— START ENTRIES SUPPLIED —

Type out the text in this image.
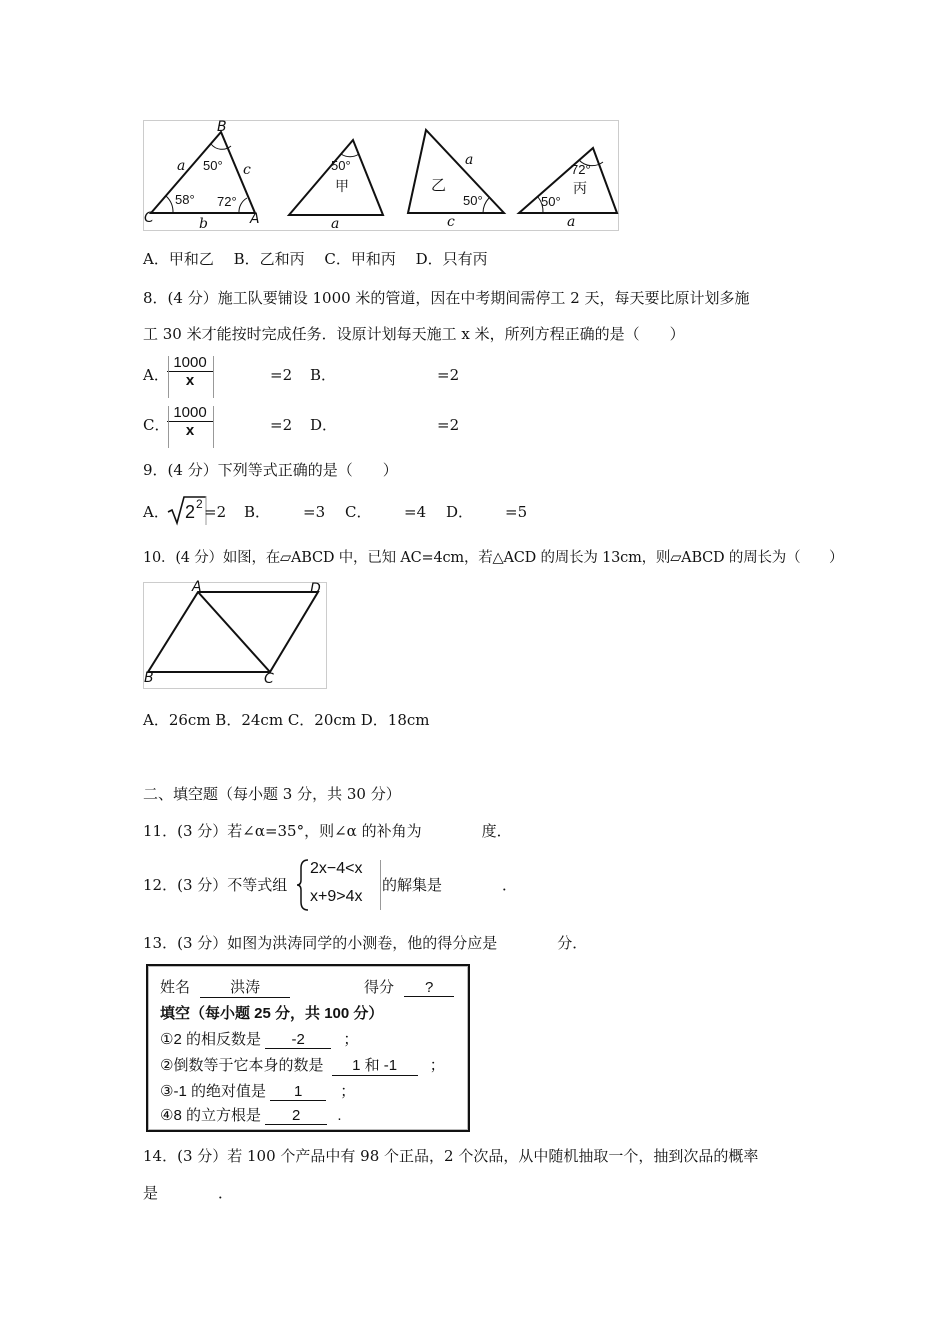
B
C	A
a	c
b
50°
58° 72°
50°
甲
a
乙
a
50°
c
72°
丙
50°
a
A．甲和乙　 B．乙和丙　 C．甲和丙　 D．只有丙
8．(4 分）施工队要铺设 1000 米的管道，因在中考期间需停工 2 天，每天要比原计划多施
工 30 米才能按时完成任务．设原计划每天施工 x 米，所列方程正确的是（　　）
A．
1000
x	=2 B．	=2
C．
1000
x	=2 D．	=2
9．(4 分）下列等式正确的是（　　）
A． 2 2 =2 B． =3 C． =4 D． =5
10．(4 分）如图，在▱ABCD 中，已知 AC=4cm，若△ACD 的周长为 13cm，则▱ABCD 的周长为（　　）
A	D
B	C
A．26cm B．24cm C．20cm D．18cm
二、填空题（每小题 3 分，共 30 分）
11．(3 分）若∠α=35°，则∠α 的补角为　　　　度．
12．(3 分）不等式组
2x−4<x
x+9>4x
的解集是　　　　．
13．(3 分）如图为洪涛同学的小测卷，他的得分应是　　　　分．
姓名	洪涛	得分 ?
填空（每小题 25 分，共 100 分）
①2 的相反数是 -2	；
②倒数等于它本身的数是 1 和 -1 ；
③-1 的绝对值是 1	；
④8 的立方根是 2 .
14．(3 分）若 100 个产品中有 98 个正品，2 个次品，从中随机抽取一个，抽到次品的概率
是　　　　．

— END ENTRIES SUPPLIED —

* [PROBLEM TO WORK ON] Quote the records in full and exactly; skip any image.

* [REPLY TO THE EXERCISE]
Type out the text in this image.
B
C	A
a	c
b
50°
58° 72°
50°
甲
a
乙
a
50°
c
72°
丙
50°
a
A．甲和乙　 B．乙和丙　 C．甲和丙　 D．只有丙
8．(4 分）施工队要铺设 1000 米的管道，因在中考期间需停工 2 天，每天要比原计划多施
工 30 米才能按时完成任务．设原计划每天施工 x 米，所列方程正确的是（　　）
A．
1000
x	=2 B．	=2
C．
1000
x	=2 D．	=2
9．(4 分）下列等式正确的是（　　）
A． 2 2 =2 B． =3 C． =4 D． =5
10．(4 分）如图，在▱ABCD 中，已知 AC=4cm，若△ACD 的周长为 13cm，则▱ABCD 的周长为（　　）
A	D
B	C
A．26cm B．24cm C．20cm D．18cm
二、填空题（每小题 3 分，共 30 分）
11．(3 分）若∠α=35°，则∠α 的补角为　　　　度．
12．(3 分）不等式组
2x−4<x
x+9>4x
的解集是　　　　．
13．(3 分）如图为洪涛同学的小测卷，他的得分应是　　　　分．
姓名	洪涛	得分 ?
填空（每小题 25 分，共 100 分）
①2 的相反数是 -2	；
②倒数等于它本身的数是 1 和 -1 ；
③-1 的绝对值是 1	；
④8 的立方根是 2 .
14．(3 分）若 100 个产品中有 98 个正品，2 个次品，从中随机抽取一个，抽到次品的概率
是　　　　．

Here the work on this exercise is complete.